Your goal:
Exclude all pictures, then copy each of the records exactly as written.

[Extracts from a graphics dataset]
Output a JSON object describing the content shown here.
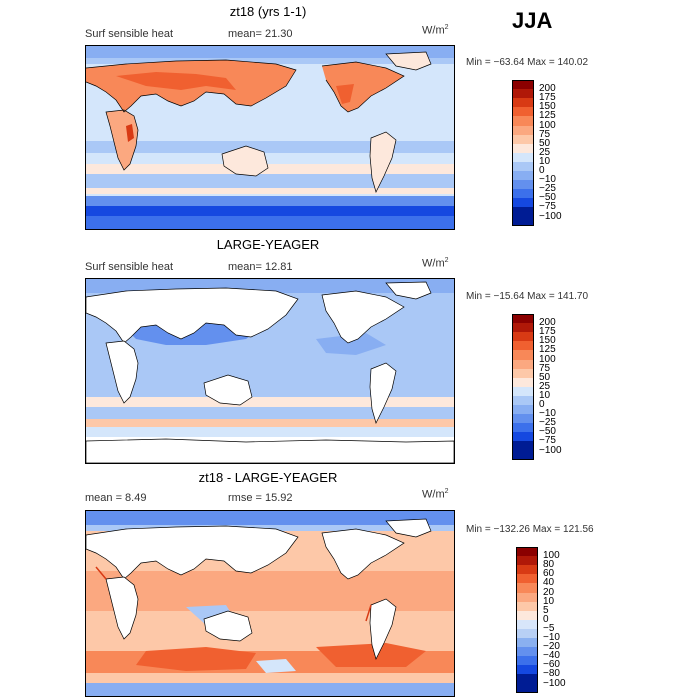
{
  "season": "JJA",
  "units": "W/m",
  "units_exp": "2",
  "panels": [
    {
      "title": "zt18 (yrs 1-1)",
      "variable": "Surf sensible heat",
      "stat1": "mean=  21.30",
      "stat2": "",
      "minmax": "Min = −63.64  Max = 140.02",
      "levels": [
        "200",
        "175",
        "150",
        "125",
        "100",
        "75",
        "50",
        "25",
        "10",
        "0",
        "−10",
        "−25",
        "−50",
        "−75",
        "−100"
      ],
      "colors": [
        "#8b0000",
        "#b01808",
        "#d83a14",
        "#f06030",
        "#f88858",
        "#fba880",
        "#fdc8a8",
        "#fde8dc",
        "#d4e6fb",
        "#aac8f6",
        "#88aef2",
        "#6390ee",
        "#3c70eb",
        "#1548e0",
        "#001c94"
      ]
    },
    {
      "title": "LARGE-YEAGER",
      "variable": "Surf sensible heat",
      "stat1": "mean=  12.81",
      "stat2": "",
      "minmax": "Min = −15.64  Max = 141.70",
      "levels": [
        "200",
        "175",
        "150",
        "125",
        "100",
        "75",
        "50",
        "25",
        "10",
        "0",
        "−10",
        "−25",
        "−50",
        "−75",
        "−100"
      ],
      "colors": [
        "#8b0000",
        "#b01808",
        "#d83a14",
        "#f06030",
        "#f88858",
        "#fba880",
        "#fdc8a8",
        "#fde8dc",
        "#d4e6fb",
        "#aac8f6",
        "#88aef2",
        "#6390ee",
        "#3c70eb",
        "#1548e0",
        "#001c94"
      ]
    },
    {
      "title": "zt18 - LARGE-YEAGER",
      "variable": "",
      "stat1": "mean =    8.49",
      "stat2": "rmse =    15.92",
      "minmax": "Min = −132.26  Max = 121.56",
      "levels": [
        "100",
        "80",
        "60",
        "40",
        "20",
        "10",
        "5",
        "0",
        "−5",
        "−10",
        "−20",
        "−40",
        "−60",
        "−80",
        "−100"
      ],
      "colors": [
        "#8b0000",
        "#b01808",
        "#d83a14",
        "#f06030",
        "#f88858",
        "#fba880",
        "#fdc8a8",
        "#fde8dc",
        "#d8e6fa",
        "#b8d0f5",
        "#8ab0f0",
        "#6390ee",
        "#3c70eb",
        "#1548e0",
        "#001c94"
      ]
    }
  ]
}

Full output:
Output a JSON object describing the content shown here.
{
  "season": "JJA",
  "units": "W/m",
  "units_exp": "2",
  "panels": [
    {
      "title": "zt18 (yrs 1-1)",
      "variable": "Surf sensible heat",
      "stat1": "mean=  21.30",
      "stat2": "",
      "minmax": "Min = −63.64  Max = 140.02",
      "levels": [
        "200",
        "175",
        "150",
        "125",
        "100",
        "75",
        "50",
        "25",
        "10",
        "0",
        "−10",
        "−25",
        "−50",
        "−75",
        "−100"
      ],
      "colors": [
        "#8b0000",
        "#b01808",
        "#d83a14",
        "#f06030",
        "#f88858",
        "#fba880",
        "#fdc8a8",
        "#fde8dc",
        "#d4e6fb",
        "#aac8f6",
        "#88aef2",
        "#6390ee",
        "#3c70eb",
        "#1548e0",
        "#001c94"
      ]
    },
    {
      "title": "LARGE-YEAGER",
      "variable": "Surf sensible heat",
      "stat1": "mean=  12.81",
      "stat2": "",
      "minmax": "Min = −15.64  Max = 141.70",
      "levels": [
        "200",
        "175",
        "150",
        "125",
        "100",
        "75",
        "50",
        "25",
        "10",
        "0",
        "−10",
        "−25",
        "−50",
        "−75",
        "−100"
      ],
      "colors": [
        "#8b0000",
        "#b01808",
        "#d83a14",
        "#f06030",
        "#f88858",
        "#fba880",
        "#fdc8a8",
        "#fde8dc",
        "#d4e6fb",
        "#aac8f6",
        "#88aef2",
        "#6390ee",
        "#3c70eb",
        "#1548e0",
        "#001c94"
      ]
    },
    {
      "title": "zt18 - LARGE-YEAGER",
      "variable": "",
      "stat1": "mean =    8.49",
      "stat2": "rmse =    15.92",
      "minmax": "Min = −132.26  Max = 121.56",
      "levels": [
        "100",
        "80",
        "60",
        "40",
        "20",
        "10",
        "5",
        "0",
        "−5",
        "−10",
        "−20",
        "−40",
        "−60",
        "−80",
        "−100"
      ],
      "colors": [
        "#8b0000",
        "#b01808",
        "#d83a14",
        "#f06030",
        "#f88858",
        "#fba880",
        "#fdc8a8",
        "#fde8dc",
        "#d8e6fa",
        "#b8d0f5",
        "#8ab0f0",
        "#6390ee",
        "#3c70eb",
        "#1548e0",
        "#001c94"
      ]
    }
  ]
}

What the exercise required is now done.